___ Available records ___
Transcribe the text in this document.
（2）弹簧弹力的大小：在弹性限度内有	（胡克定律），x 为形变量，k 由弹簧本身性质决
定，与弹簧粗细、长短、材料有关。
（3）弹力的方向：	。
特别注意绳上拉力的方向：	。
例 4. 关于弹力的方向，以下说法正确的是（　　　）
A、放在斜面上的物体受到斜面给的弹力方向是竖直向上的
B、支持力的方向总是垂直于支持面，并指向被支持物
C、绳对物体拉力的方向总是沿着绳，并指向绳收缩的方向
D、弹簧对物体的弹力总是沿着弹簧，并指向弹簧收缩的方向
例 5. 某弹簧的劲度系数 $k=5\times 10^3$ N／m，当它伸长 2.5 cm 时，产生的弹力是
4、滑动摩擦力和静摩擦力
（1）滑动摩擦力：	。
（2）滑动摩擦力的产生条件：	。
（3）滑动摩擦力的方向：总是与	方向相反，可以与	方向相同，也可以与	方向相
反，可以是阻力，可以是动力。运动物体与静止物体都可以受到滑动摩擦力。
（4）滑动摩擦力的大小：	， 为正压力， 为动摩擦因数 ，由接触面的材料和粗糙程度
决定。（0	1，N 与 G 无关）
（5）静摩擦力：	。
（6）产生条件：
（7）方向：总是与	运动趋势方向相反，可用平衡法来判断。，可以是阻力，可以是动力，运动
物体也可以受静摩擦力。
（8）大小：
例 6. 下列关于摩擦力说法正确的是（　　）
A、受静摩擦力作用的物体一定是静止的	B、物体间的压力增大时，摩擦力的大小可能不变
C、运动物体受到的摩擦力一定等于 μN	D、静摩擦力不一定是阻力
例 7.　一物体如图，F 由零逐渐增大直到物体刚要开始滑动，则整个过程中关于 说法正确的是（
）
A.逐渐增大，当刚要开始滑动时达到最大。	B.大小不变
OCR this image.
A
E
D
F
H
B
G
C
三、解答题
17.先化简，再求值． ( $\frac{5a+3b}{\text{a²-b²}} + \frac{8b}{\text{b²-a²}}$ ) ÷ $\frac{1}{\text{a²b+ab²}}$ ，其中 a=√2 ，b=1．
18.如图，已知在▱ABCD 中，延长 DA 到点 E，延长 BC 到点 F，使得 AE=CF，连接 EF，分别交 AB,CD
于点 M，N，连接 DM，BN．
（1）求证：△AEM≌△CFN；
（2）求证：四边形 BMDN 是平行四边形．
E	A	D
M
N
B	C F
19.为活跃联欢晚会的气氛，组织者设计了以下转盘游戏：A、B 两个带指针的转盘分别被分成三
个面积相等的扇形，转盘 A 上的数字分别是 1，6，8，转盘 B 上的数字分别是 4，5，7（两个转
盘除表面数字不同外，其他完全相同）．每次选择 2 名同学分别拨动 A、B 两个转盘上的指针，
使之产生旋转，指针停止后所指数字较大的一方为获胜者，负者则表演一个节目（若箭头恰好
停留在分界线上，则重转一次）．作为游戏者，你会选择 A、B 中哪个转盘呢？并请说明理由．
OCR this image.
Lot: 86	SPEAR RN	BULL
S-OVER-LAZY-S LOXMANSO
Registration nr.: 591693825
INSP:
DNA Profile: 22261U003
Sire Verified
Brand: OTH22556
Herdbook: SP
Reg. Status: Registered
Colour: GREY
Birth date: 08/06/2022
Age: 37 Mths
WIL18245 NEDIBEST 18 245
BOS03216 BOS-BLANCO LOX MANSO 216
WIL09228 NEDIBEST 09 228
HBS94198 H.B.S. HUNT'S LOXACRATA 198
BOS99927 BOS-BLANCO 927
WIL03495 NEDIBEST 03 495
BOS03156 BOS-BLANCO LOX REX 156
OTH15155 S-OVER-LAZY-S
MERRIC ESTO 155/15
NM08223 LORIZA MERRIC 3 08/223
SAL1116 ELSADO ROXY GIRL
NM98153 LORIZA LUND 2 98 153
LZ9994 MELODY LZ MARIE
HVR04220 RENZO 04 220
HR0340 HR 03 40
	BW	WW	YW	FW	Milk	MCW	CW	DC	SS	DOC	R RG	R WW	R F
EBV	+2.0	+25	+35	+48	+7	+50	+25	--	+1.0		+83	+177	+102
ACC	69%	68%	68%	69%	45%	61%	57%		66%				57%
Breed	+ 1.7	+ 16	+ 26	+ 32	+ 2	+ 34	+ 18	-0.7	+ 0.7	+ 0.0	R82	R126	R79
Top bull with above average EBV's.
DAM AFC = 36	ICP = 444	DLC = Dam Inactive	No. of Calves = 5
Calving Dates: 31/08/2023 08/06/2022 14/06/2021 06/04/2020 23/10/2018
___
__Stated task__:
Nothing should be left out: repeat all of the data exactly.

__The solution__:
Transcribe the text in this document.
（2）弹簧弹力的大小：在弹性限度内有	（胡克定律），x 为形变量，k 由弹簧本身性质决
定，与弹簧粗细、长短、材料有关。
（3）弹力的方向：	。
特别注意绳上拉力的方向：	。
例 4. 关于弹力的方向，以下说法正确的是（　　　）
A、放在斜面上的物体受到斜面给的弹力方向是竖直向上的
B、支持力的方向总是垂直于支持面，并指向被支持物
C、绳对物体拉力的方向总是沿着绳，并指向绳收缩的方向
D、弹簧对物体的弹力总是沿着弹簧，并指向弹簧收缩的方向
例 5. 某弹簧的劲度系数 $k=5\times 10^3$ N／m，当它伸长 2.5 cm 时，产生的弹力是
4、滑动摩擦力和静摩擦力
（1）滑动摩擦力：	。
（2）滑动摩擦力的产生条件：	。
（3）滑动摩擦力的方向：总是与	方向相反，可以与	方向相同，也可以与	方向相
反，可以是阻力，可以是动力。运动物体与静止物体都可以受到滑动摩擦力。
（4）滑动摩擦力的大小：	， 为正压力， 为动摩擦因数 ，由接触面的材料和粗糙程度
决定。（0	1，N 与 G 无关）
（5）静摩擦力：	。
（6）产生条件：
（7）方向：总是与	运动趋势方向相反，可用平衡法来判断。，可以是阻力，可以是动力，运动
物体也可以受静摩擦力。
（8）大小：
例 6. 下列关于摩擦力说法正确的是（　　）
A、受静摩擦力作用的物体一定是静止的	B、物体间的压力增大时，摩擦力的大小可能不变
C、运动物体受到的摩擦力一定等于 μN	D、静摩擦力不一定是阻力
例 7.　一物体如图，F 由零逐渐增大直到物体刚要开始滑动，则整个过程中关于 说法正确的是（
）
A.逐渐增大，当刚要开始滑动时达到最大。	B.大小不变
OCR this image.
A
E
D
F
H
B
G
C
三、解答题
17.先化简，再求值． ( $\frac{5a+3b}{\text{a²-b²}} + \frac{8b}{\text{b²-a²}}$ ) ÷ $\frac{1}{\text{a²b+ab²}}$ ，其中 a=√2 ，b=1．
18.如图，已知在▱ABCD 中，延长 DA 到点 E，延长 BC 到点 F，使得 AE=CF，连接 EF，分别交 AB,CD
于点 M，N，连接 DM，BN．
（1）求证：△AEM≌△CFN；
（2）求证：四边形 BMDN 是平行四边形．
E	A	D
M
N
B	C F
19.为活跃联欢晚会的气氛，组织者设计了以下转盘游戏：A、B 两个带指针的转盘分别被分成三
个面积相等的扇形，转盘 A 上的数字分别是 1，6，8，转盘 B 上的数字分别是 4，5，7（两个转
盘除表面数字不同外，其他完全相同）．每次选择 2 名同学分别拨动 A、B 两个转盘上的指针，
使之产生旋转，指针停止后所指数字较大的一方为获胜者，负者则表演一个节目（若箭头恰好
停留在分界线上，则重转一次）．作为游戏者，你会选择 A、B 中哪个转盘呢？并请说明理由．
OCR this image.
Lot: 86	SPEAR RN	BULL
S-OVER-LAZY-S LOXMANSO
Registration nr.: 591693825
INSP:
DNA Profile: 22261U003
Sire Verified
Brand: OTH22556
Herdbook: SP
Reg. Status: Registered
Colour: GREY
Birth date: 08/06/2022
Age: 37 Mths
WIL18245 NEDIBEST 18 245
BOS03216 BOS-BLANCO LOX MANSO 216
WIL09228 NEDIBEST 09 228
HBS94198 H.B.S. HUNT'S LOXACRATA 198
BOS99927 BOS-BLANCO 927
WIL03495 NEDIBEST 03 495
BOS03156 BOS-BLANCO LOX REX 156
OTH15155 S-OVER-LAZY-S
MERRIC ESTO 155/15
NM08223 LORIZA MERRIC 3 08/223
SAL1116 ELSADO ROXY GIRL
NM98153 LORIZA LUND 2 98 153
LZ9994 MELODY LZ MARIE
HVR04220 RENZO 04 220
HR0340 HR 03 40
	BW	WW	YW	FW	Milk	MCW	CW	DC	SS	DOC	R RG	R WW	R F
EBV	+2.0	+25	+35	+48	+7	+50	+25	--	+1.0		+83	+177	+102
ACC	69%	68%	68%	69%	45%	61%	57%		66%				57%
Breed	+ 1.7	+ 16	+ 26	+ 32	+ 2	+ 34	+ 18	-0.7	+ 0.7	+ 0.0	R82	R126	R79
Top bull with above average EBV's.
DAM AFC = 36	ICP = 444	DLC = Dam Inactive	No. of Calves = 5
Calving Dates: 31/08/2023 08/06/2022 14/06/2021 06/04/2020 23/10/2018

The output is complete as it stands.